## SUPPLIED RECORDS
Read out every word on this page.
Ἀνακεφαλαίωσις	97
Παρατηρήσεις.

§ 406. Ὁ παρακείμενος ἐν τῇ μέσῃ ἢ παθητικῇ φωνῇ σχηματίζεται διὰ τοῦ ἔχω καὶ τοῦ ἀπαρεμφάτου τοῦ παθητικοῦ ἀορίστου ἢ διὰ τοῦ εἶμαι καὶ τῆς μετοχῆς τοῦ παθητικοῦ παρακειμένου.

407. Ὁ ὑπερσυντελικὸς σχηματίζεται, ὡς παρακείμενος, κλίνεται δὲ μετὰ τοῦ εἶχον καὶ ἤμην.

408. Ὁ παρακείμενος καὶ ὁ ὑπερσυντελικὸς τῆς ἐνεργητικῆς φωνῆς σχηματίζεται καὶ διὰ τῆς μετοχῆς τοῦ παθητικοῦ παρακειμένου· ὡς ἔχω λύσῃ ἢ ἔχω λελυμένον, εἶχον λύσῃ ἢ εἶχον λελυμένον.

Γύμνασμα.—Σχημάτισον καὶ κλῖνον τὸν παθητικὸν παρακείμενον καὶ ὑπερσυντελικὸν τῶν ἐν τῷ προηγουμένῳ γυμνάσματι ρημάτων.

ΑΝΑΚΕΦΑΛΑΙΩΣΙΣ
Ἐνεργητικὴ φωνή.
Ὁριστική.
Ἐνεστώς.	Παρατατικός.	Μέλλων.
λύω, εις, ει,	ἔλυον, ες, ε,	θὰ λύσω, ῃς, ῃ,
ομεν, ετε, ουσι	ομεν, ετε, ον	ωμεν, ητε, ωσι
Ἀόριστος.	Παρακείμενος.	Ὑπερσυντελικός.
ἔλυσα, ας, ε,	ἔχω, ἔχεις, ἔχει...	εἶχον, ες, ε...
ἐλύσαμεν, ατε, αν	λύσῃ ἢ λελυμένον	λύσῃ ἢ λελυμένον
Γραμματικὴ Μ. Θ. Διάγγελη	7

--

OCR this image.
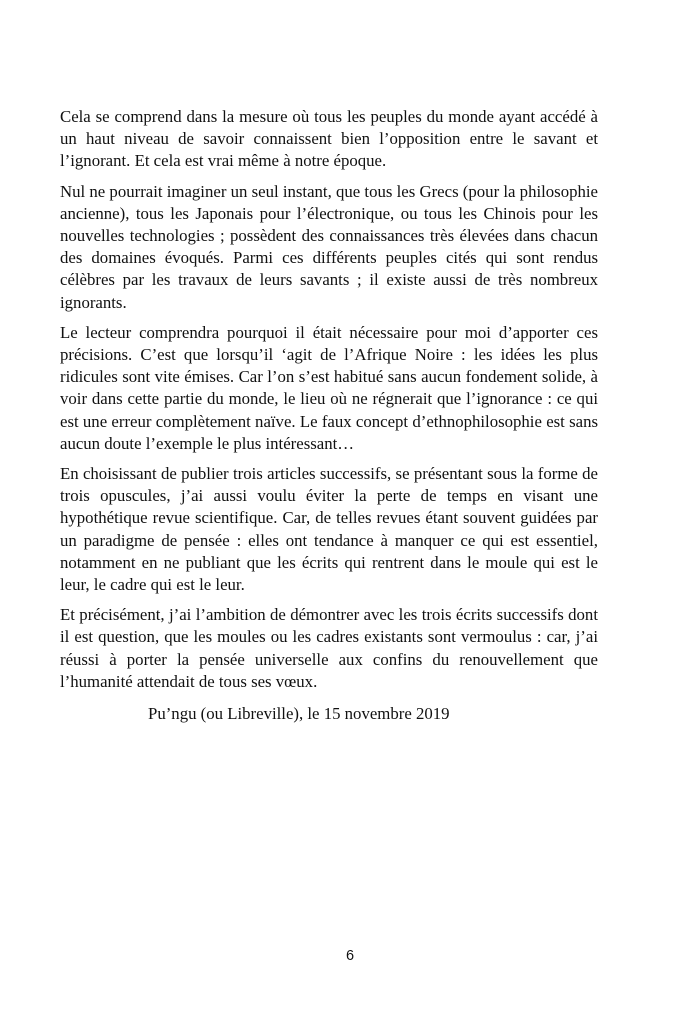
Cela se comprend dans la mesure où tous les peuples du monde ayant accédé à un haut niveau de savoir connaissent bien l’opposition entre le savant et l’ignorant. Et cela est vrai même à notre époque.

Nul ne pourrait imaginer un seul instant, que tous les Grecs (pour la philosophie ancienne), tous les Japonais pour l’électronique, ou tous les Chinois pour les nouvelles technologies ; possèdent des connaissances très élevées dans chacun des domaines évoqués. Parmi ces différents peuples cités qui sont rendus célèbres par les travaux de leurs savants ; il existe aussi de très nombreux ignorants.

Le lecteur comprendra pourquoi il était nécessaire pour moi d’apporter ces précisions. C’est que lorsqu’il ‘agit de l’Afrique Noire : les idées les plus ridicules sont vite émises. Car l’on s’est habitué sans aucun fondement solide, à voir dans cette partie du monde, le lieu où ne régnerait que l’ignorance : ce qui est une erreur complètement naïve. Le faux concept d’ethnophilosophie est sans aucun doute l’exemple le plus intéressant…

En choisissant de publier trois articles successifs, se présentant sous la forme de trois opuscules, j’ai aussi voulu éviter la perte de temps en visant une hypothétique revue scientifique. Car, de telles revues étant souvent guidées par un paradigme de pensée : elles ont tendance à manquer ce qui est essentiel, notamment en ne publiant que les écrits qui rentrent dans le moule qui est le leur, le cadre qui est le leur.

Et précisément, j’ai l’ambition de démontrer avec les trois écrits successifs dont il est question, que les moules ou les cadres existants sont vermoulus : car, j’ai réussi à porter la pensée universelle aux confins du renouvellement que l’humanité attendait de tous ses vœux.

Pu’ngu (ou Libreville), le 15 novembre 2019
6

* * *

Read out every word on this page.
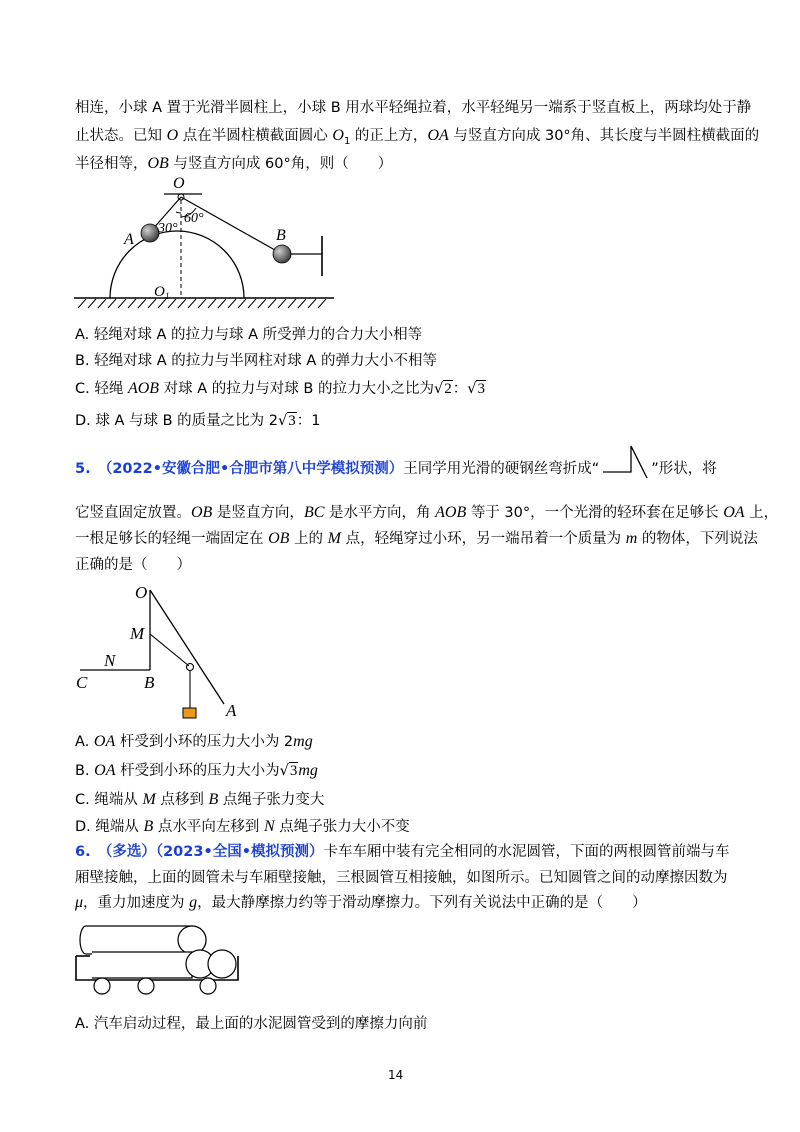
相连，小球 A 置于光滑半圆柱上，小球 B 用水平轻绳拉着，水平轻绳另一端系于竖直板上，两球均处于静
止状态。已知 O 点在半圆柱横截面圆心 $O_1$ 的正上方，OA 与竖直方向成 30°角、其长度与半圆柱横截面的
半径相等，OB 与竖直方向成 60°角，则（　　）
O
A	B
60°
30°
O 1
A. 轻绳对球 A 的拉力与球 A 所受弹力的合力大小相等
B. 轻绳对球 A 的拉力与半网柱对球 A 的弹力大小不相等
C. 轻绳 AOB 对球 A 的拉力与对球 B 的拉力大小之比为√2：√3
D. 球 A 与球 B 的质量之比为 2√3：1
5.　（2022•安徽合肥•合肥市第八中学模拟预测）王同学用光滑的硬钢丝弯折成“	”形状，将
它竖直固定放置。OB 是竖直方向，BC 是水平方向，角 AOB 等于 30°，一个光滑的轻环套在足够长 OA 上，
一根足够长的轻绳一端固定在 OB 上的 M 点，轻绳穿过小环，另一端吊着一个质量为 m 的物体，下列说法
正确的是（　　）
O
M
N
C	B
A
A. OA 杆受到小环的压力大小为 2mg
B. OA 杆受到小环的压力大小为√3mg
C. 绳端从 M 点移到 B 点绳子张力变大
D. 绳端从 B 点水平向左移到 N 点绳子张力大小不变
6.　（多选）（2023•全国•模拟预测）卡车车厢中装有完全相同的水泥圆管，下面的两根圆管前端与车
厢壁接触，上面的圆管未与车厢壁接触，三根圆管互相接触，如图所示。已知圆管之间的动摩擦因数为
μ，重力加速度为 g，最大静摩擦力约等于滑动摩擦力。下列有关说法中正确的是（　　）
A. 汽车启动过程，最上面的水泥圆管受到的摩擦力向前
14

## TO BE DONE
Find each line that has the word "παρακειμένου", then copy it out.

## EXERCISE RESPONSE
§ 406. Ὁ παρακείμενος ἐν τῇ μέσῃ ἢ παθητικῇ φωνῇ σχηματίζεται διὰ τοῦ ἔχω καὶ τοῦ ἀπαρεμφάτου τοῦ παθητικοῦ ἀορίστου ἢ διὰ τοῦ εἶμαι καὶ τῆς μετοχῆς τοῦ παθητικοῦ παρακειμένου.
408. Ὁ παρακείμενος καὶ ὁ ὑπερσυντελικὸς τῆς ἐνεργητικῆς φωνῆς σχηματίζεται καὶ διὰ τῆς μετοχῆς τοῦ παθητικοῦ παρακειμένου· ὡς ἔχω λύσῃ ἢ ἔχω λελυμένον, εἶχον λύσῃ ἢ εἶχον λελυμένον.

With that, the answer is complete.